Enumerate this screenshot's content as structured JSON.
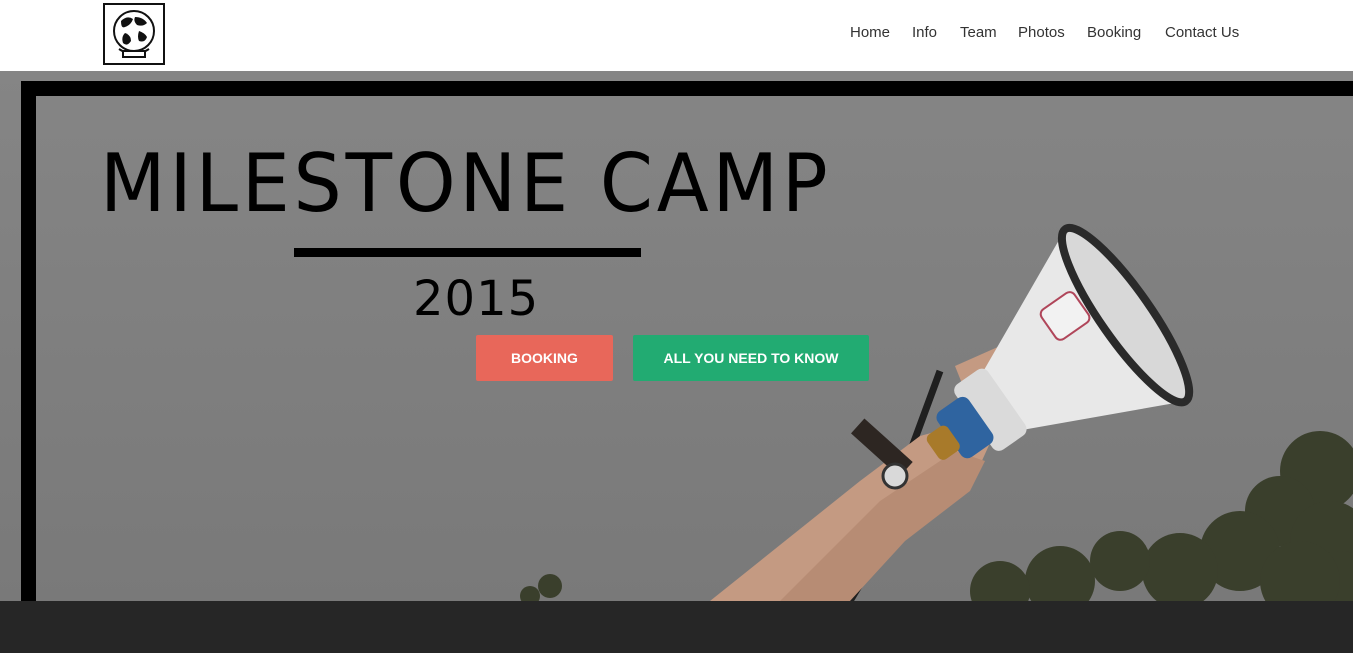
{
  "header": {
    "logo_alt": "globe logo",
    "nav": [
      "Home",
      "Info",
      "Team",
      "Photos",
      "Booking",
      "Contact Us"
    ]
  },
  "hero": {
    "title": "MILESTONE CAMP",
    "year": "2015",
    "buttons": {
      "booking": "BOOKING",
      "know": "ALL YOU NEED TO KNOW"
    }
  },
  "colors": {
    "booking_button": "#e8675a",
    "know_button": "#22ab72",
    "footer": "#262626",
    "overlay": "#7f7f7f"
  }
}
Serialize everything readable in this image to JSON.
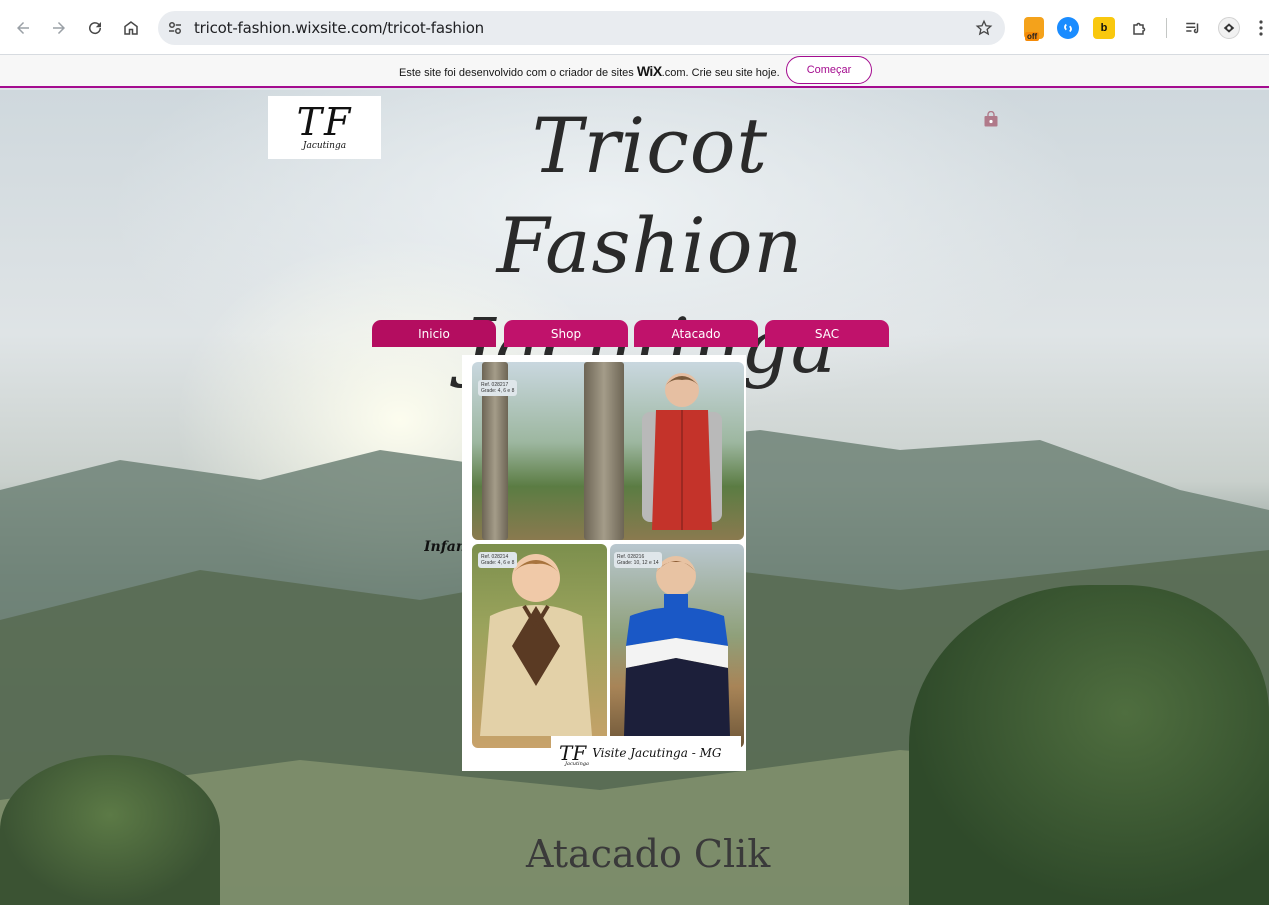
{
  "browser": {
    "url": "tricot-fashion.wixsite.com/tricot-fashion",
    "extensions": [
      {
        "name": "coupon-extension-icon",
        "badge": "off"
      },
      {
        "name": "shazam-extension-icon"
      },
      {
        "name": "b-extension-icon",
        "label": "b"
      },
      {
        "name": "puzzle-icon"
      },
      {
        "name": "media-control-icon"
      },
      {
        "name": "profile-avatar"
      },
      {
        "name": "more-menu-icon"
      }
    ]
  },
  "wix_banner": {
    "text_before": "Este site foi desenvolvido com o criador de sites ",
    "logo": "WiX",
    "text_after": ".com. Crie seu site hoje.",
    "button": "Começar",
    "accent": "#a40c8f"
  },
  "site": {
    "logo_mark": "TF",
    "logo_sub": "Jacutinga",
    "title_line1": "Tricot Fashion",
    "title_line2": "Jacutinga M.G",
    "menu": [
      {
        "label": "Inicio",
        "active": true
      },
      {
        "label": "Shop",
        "active": false
      },
      {
        "label": "Atacado",
        "active": false
      },
      {
        "label": "SAC",
        "active": false
      }
    ],
    "menu_color": "#c0126b",
    "side_label": "Infantil",
    "collage": {
      "tag1_ref": "Ref. 028217",
      "tag1_grade": "Grade: 4, 6 e 8",
      "tag2_ref": "Ref. 028214",
      "tag2_grade": "Grade: 4, 6 e 8",
      "tag3_ref": "Ref. 028216",
      "tag3_grade": "Grade: 10, 12 e 14",
      "caption_logo": "TF",
      "caption_text": "Visite Jacutinga - MG",
      "caption_sub": "Jacutinga"
    },
    "bottom_text": "Atacado Clik"
  }
}
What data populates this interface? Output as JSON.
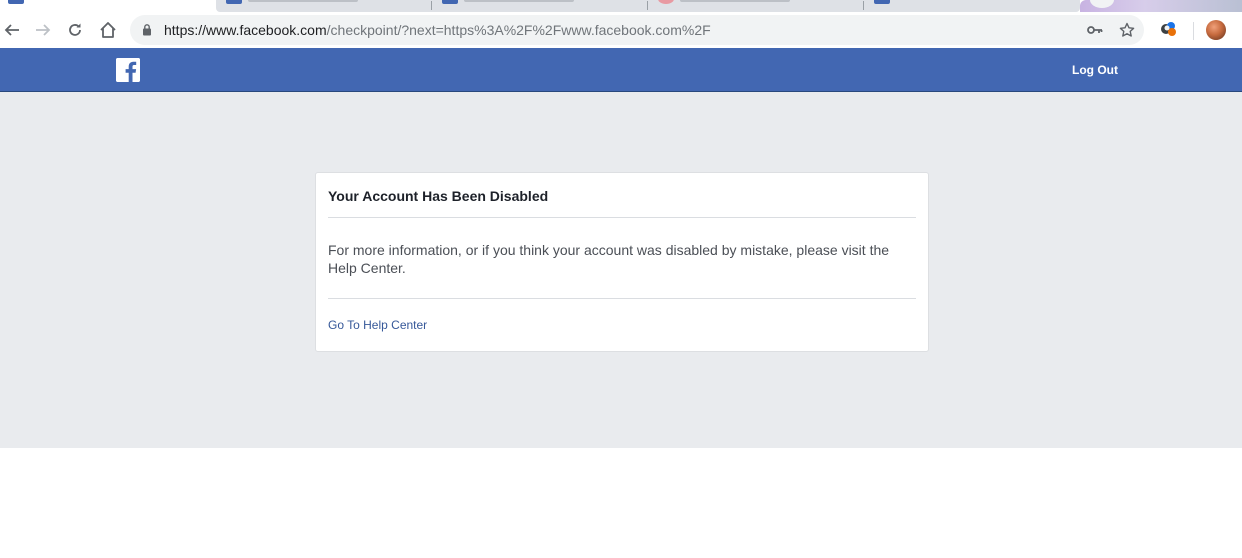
{
  "browser": {
    "url_host": "https://www.facebook.com",
    "url_path": "/checkpoint/?next=https%3A%2F%2Fwww.facebook.com%2F",
    "icons": {
      "back": "back-arrow-icon",
      "forward": "forward-arrow-icon",
      "reload": "reload-icon",
      "home": "home-icon",
      "lock": "lock-icon",
      "key": "key-icon",
      "star": "star-icon",
      "extension": "extension-icon",
      "profile": "profile-avatar"
    }
  },
  "header": {
    "logout_label": "Log Out",
    "background": "#4267b2"
  },
  "card": {
    "title": "Your Account Has Been Disabled",
    "message": "For more information, or if you think your account was disabled by mistake, please visit the Help Center.",
    "link_label": "Go To Help Center"
  },
  "colors": {
    "page_background": "#e9ebee",
    "link": "#365899",
    "brand": "#4267b2"
  }
}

________________

What you need to do: Repeat everything in the records precisely. Images are excluded from the copy.

Task answer:
Enumerate this screenshot's content as structured JSON.
{
  "header": {
    "logo_alt": "globe logo",
    "nav": [
      "Home",
      "Info",
      "Team",
      "Photos",
      "Booking",
      "Contact Us"
    ]
  },
  "hero": {
    "title": "MILESTONE CAMP",
    "year": "2015",
    "buttons": {
      "booking": "BOOKING",
      "know": "ALL YOU NEED TO KNOW"
    }
  },
  "colors": {
    "booking_button": "#e8675a",
    "know_button": "#22ab72",
    "footer": "#262626",
    "overlay": "#7f7f7f"
  }
}
Serialize everything readable in this image to JSON.
{
  "browser": {
    "url": "tricot-fashion.wixsite.com/tricot-fashion",
    "extensions": [
      {
        "name": "coupon-extension-icon",
        "badge": "off"
      },
      {
        "name": "shazam-extension-icon"
      },
      {
        "name": "b-extension-icon",
        "label": "b"
      },
      {
        "name": "puzzle-icon"
      },
      {
        "name": "media-control-icon"
      },
      {
        "name": "profile-avatar"
      },
      {
        "name": "more-menu-icon"
      }
    ]
  },
  "wix_banner": {
    "text_before": "Este site foi desenvolvido com o criador de sites ",
    "logo": "WiX",
    "text_after": ".com. Crie seu site hoje.",
    "button": "Começar",
    "accent": "#a40c8f"
  },
  "site": {
    "logo_mark": "TF",
    "logo_sub": "Jacutinga",
    "title_line1": "Tricot Fashion",
    "title_line2": "Jacutinga M.G",
    "menu": [
      {
        "label": "Inicio",
        "active": true
      },
      {
        "label": "Shop",
        "active": false
      },
      {
        "label": "Atacado",
        "active": false
      },
      {
        "label": "SAC",
        "active": false
      }
    ],
    "menu_color": "#c0126b",
    "side_label": "Infantil",
    "collage": {
      "tag1_ref": "Ref. 028217",
      "tag1_grade": "Grade: 4, 6 e 8",
      "tag2_ref": "Ref. 028214",
      "tag2_grade": "Grade: 4, 6 e 8",
      "tag3_ref": "Ref. 028216",
      "tag3_grade": "Grade: 10, 12 e 14",
      "caption_logo": "TF",
      "caption_text": "Visite Jacutinga - MG",
      "caption_sub": "Jacutinga"
    },
    "bottom_text": "Atacado Clik"
  }
}
What data populates this interface? Output as JSON.
{
  "browser": {
    "url_host": "https://www.facebook.com",
    "url_path": "/checkpoint/?next=https%3A%2F%2Fwww.facebook.com%2F",
    "icons": {
      "back": "back-arrow-icon",
      "forward": "forward-arrow-icon",
      "reload": "reload-icon",
      "home": "home-icon",
      "lock": "lock-icon",
      "key": "key-icon",
      "star": "star-icon",
      "extension": "extension-icon",
      "profile": "profile-avatar"
    }
  },
  "header": {
    "logout_label": "Log Out",
    "background": "#4267b2"
  },
  "card": {
    "title": "Your Account Has Been Disabled",
    "message": "For more information, or if you think your account was disabled by mistake, please visit the Help Center.",
    "link_label": "Go To Help Center"
  },
  "colors": {
    "page_background": "#e9ebee",
    "link": "#365899",
    "brand": "#4267b2"
  }
}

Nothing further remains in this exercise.